(Records from a collection)
========
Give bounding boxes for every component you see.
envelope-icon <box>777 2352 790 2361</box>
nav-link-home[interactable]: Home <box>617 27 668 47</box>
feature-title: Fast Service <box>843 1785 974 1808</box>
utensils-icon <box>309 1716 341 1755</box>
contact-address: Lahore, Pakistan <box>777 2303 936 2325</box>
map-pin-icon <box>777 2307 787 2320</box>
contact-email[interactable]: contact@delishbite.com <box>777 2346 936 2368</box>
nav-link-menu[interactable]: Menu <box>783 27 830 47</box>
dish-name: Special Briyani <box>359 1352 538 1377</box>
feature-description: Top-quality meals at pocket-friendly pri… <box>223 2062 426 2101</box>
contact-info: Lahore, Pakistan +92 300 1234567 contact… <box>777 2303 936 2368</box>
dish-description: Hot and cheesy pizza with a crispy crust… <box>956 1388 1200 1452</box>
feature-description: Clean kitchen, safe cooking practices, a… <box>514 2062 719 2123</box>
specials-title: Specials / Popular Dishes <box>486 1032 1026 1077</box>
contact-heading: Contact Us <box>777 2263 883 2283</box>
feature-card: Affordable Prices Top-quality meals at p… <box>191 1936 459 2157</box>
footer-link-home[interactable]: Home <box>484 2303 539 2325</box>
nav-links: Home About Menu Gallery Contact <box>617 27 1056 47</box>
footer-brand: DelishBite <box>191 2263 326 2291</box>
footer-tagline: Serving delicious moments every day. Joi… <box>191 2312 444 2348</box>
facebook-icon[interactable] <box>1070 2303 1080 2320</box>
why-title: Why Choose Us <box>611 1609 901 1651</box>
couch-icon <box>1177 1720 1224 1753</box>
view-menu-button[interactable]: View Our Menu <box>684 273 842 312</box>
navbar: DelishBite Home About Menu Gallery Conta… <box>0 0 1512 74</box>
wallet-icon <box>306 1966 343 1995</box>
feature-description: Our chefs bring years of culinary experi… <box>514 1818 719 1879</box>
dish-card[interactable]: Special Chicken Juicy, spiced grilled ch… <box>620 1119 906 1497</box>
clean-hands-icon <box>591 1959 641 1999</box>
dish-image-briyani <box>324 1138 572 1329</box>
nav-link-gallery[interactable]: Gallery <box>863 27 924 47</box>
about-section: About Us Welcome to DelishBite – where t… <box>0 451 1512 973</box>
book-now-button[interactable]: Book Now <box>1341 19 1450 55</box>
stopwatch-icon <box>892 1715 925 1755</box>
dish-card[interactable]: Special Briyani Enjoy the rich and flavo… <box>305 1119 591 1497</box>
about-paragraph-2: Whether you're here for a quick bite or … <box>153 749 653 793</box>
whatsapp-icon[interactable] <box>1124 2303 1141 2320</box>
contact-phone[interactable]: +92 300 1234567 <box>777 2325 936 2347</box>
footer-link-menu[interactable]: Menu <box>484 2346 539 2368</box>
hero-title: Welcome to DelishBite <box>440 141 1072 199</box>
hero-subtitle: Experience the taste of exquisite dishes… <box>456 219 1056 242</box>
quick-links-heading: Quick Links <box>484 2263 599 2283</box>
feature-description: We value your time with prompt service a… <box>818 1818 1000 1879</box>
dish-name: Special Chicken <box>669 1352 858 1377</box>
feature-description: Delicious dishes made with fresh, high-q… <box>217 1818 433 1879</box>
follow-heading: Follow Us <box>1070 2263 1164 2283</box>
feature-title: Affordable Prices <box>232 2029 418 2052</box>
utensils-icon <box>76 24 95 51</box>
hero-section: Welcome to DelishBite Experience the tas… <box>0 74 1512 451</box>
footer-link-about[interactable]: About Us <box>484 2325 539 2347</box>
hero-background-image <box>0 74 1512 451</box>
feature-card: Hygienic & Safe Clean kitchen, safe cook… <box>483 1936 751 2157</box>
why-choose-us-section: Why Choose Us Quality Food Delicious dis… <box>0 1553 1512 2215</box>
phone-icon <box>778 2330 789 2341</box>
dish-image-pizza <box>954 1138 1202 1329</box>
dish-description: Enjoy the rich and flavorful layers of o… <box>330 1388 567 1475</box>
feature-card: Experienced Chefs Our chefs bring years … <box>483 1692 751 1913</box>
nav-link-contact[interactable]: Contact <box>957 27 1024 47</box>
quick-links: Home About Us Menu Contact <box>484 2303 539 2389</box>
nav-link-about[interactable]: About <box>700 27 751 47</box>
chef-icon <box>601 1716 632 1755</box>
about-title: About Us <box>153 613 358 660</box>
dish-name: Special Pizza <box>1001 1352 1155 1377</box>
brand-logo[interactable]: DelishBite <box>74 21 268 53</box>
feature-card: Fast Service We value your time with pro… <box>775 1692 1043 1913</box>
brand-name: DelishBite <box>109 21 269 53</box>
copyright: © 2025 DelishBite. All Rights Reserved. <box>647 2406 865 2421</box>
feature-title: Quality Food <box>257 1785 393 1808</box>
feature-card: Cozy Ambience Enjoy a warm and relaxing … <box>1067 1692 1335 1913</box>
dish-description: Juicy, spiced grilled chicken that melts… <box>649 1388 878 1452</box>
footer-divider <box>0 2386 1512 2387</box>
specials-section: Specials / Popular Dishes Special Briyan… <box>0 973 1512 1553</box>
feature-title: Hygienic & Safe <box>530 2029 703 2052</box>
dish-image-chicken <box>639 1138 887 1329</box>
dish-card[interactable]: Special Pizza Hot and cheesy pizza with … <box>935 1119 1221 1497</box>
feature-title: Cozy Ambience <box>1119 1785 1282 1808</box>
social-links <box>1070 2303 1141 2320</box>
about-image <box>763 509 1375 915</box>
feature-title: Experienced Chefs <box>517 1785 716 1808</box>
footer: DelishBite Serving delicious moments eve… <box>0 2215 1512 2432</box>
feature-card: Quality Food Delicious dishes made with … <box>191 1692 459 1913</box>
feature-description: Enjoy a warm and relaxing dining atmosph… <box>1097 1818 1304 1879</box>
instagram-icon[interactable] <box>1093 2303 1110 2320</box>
========
- _What to do_: Quote the records word for word, starting at the very beginning and ending with the line that contains "map-pin-icon <box>777 2307 787 2320</box>".

- _Output_:
Give bounding boxes for every component you see.
envelope-icon <box>777 2352 790 2361</box>
nav-link-home[interactable]: Home <box>617 27 668 47</box>
feature-title: Fast Service <box>843 1785 974 1808</box>
utensils-icon <box>309 1716 341 1755</box>
contact-address: Lahore, Pakistan <box>777 2303 936 2325</box>
map-pin-icon <box>777 2307 787 2320</box>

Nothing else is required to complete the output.